» **What you are asked to do**
The answer should be a single number: how many lines of the entries below hold the word "NEBNext".

» **Information provided**
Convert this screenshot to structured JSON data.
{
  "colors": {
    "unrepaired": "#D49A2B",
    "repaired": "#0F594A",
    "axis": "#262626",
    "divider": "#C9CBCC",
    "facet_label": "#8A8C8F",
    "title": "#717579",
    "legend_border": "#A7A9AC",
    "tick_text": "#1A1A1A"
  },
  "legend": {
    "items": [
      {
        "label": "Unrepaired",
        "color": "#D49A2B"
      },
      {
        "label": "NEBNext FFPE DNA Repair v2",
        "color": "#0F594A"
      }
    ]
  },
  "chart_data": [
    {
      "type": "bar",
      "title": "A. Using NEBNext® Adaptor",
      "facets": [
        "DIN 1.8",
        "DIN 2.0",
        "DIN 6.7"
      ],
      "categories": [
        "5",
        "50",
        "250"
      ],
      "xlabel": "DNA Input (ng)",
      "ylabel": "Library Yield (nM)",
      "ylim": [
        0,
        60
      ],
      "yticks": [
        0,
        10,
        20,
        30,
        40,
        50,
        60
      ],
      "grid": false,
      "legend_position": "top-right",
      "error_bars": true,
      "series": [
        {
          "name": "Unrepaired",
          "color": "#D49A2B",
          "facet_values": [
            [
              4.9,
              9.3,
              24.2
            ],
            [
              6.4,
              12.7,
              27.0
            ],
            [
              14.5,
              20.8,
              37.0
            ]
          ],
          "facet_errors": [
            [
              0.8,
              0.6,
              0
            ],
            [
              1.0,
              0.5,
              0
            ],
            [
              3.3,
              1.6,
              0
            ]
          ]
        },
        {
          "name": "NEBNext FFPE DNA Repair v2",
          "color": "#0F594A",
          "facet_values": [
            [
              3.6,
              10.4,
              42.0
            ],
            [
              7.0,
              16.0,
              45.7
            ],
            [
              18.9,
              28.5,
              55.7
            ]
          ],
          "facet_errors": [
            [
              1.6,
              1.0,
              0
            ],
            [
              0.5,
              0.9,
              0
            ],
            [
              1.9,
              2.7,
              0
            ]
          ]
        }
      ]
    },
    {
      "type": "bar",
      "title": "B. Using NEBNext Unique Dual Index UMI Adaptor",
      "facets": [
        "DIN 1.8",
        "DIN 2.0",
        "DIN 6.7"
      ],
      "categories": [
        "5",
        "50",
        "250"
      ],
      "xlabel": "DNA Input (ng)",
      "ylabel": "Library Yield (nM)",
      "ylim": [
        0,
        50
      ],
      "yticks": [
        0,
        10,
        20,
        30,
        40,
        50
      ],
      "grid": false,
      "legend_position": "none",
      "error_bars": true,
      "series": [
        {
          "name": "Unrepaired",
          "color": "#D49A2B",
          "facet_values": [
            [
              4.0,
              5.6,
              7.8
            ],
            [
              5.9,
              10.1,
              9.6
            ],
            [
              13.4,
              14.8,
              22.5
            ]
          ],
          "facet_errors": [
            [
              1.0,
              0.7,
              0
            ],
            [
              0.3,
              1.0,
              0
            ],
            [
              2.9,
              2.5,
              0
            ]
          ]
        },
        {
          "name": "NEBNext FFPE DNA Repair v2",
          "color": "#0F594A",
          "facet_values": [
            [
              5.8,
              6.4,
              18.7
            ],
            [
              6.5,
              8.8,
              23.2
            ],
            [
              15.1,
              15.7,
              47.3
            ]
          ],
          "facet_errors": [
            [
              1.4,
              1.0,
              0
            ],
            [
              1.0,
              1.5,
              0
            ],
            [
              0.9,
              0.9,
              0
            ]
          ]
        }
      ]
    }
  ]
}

» **Answer to the exercise**
5